**Provided data**.
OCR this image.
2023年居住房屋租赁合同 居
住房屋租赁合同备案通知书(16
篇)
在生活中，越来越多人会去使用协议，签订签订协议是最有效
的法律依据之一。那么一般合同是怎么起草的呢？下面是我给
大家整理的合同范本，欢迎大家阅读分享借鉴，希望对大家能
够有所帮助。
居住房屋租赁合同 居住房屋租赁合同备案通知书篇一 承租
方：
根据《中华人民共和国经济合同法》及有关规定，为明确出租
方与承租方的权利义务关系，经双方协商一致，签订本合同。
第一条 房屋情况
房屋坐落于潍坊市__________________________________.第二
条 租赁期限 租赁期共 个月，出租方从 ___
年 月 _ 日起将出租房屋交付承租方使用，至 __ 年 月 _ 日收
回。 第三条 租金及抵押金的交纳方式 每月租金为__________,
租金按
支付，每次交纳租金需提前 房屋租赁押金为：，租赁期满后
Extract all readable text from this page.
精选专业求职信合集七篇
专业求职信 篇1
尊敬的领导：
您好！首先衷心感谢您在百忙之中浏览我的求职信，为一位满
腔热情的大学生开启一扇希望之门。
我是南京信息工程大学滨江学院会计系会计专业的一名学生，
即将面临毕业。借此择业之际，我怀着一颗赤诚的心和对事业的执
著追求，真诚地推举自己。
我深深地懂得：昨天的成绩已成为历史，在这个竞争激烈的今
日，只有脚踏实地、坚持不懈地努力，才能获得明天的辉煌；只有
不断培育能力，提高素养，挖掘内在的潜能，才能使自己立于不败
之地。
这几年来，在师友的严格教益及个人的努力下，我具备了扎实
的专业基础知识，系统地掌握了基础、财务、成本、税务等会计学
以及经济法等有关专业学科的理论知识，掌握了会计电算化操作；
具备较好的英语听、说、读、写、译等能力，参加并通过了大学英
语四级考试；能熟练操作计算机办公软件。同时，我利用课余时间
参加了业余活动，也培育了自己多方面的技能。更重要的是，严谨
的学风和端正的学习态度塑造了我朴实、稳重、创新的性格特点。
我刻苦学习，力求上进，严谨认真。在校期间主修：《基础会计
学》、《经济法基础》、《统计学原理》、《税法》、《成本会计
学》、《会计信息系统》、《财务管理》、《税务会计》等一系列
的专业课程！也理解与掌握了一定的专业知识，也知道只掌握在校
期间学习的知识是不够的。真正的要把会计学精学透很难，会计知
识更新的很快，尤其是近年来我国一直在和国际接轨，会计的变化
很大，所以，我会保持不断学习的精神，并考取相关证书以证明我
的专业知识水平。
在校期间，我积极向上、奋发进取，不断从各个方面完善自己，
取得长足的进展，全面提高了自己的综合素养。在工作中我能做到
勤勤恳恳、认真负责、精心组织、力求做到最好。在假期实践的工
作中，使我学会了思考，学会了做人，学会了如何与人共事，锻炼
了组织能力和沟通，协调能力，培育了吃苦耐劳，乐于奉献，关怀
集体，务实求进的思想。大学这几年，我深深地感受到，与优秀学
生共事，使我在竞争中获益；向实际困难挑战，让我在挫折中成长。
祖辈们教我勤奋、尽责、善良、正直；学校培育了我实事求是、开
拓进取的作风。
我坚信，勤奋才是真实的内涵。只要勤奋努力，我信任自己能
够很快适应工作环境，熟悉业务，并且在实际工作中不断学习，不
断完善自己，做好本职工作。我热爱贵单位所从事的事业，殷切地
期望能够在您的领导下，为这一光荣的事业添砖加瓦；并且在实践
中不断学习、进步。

**Your task**.
Everything from the line containing "Extract all readable text from this page." through the final line of the listing, inclusive, must be reproduced exactly; leave out the rest.

**Solved problem**.
Extract all readable text from this page.
精选专业求职信合集七篇
专业求职信 篇1
尊敬的领导：
您好！首先衷心感谢您在百忙之中浏览我的求职信，为一位满
腔热情的大学生开启一扇希望之门。
我是南京信息工程大学滨江学院会计系会计专业的一名学生，
即将面临毕业。借此择业之际，我怀着一颗赤诚的心和对事业的执
著追求，真诚地推举自己。
我深深地懂得：昨天的成绩已成为历史，在这个竞争激烈的今
日，只有脚踏实地、坚持不懈地努力，才能获得明天的辉煌；只有
不断培育能力，提高素养，挖掘内在的潜能，才能使自己立于不败
之地。
这几年来，在师友的严格教益及个人的努力下，我具备了扎实
的专业基础知识，系统地掌握了基础、财务、成本、税务等会计学
以及经济法等有关专业学科的理论知识，掌握了会计电算化操作；
具备较好的英语听、说、读、写、译等能力，参加并通过了大学英
语四级考试；能熟练操作计算机办公软件。同时，我利用课余时间
参加了业余活动，也培育了自己多方面的技能。更重要的是，严谨
的学风和端正的学习态度塑造了我朴实、稳重、创新的性格特点。
我刻苦学习，力求上进，严谨认真。在校期间主修：《基础会计
学》、《经济法基础》、《统计学原理》、《税法》、《成本会计
学》、《会计信息系统》、《财务管理》、《税务会计》等一系列
的专业课程！也理解与掌握了一定的专业知识，也知道只掌握在校
期间学习的知识是不够的。真正的要把会计学精学透很难，会计知
识更新的很快，尤其是近年来我国一直在和国际接轨，会计的变化
很大，所以，我会保持不断学习的精神，并考取相关证书以证明我
的专业知识水平。
在校期间，我积极向上、奋发进取，不断从各个方面完善自己，
取得长足的进展，全面提高了自己的综合素养。在工作中我能做到
勤勤恳恳、认真负责、精心组织、力求做到最好。在假期实践的工
作中，使我学会了思考，学会了做人，学会了如何与人共事，锻炼
了组织能力和沟通，协调能力，培育了吃苦耐劳，乐于奉献，关怀
集体，务实求进的思想。大学这几年，我深深地感受到，与优秀学
生共事，使我在竞争中获益；向实际困难挑战，让我在挫折中成长。
祖辈们教我勤奋、尽责、善良、正直；学校培育了我实事求是、开
拓进取的作风。
我坚信，勤奋才是真实的内涵。只要勤奋努力，我信任自己能
够很快适应工作环境，熟悉业务，并且在实际工作中不断学习，不
断完善自己，做好本职工作。我热爱贵单位所从事的事业，殷切地
期望能够在您的领导下，为这一光荣的事业添砖加瓦；并且在实践
中不断学习、进步。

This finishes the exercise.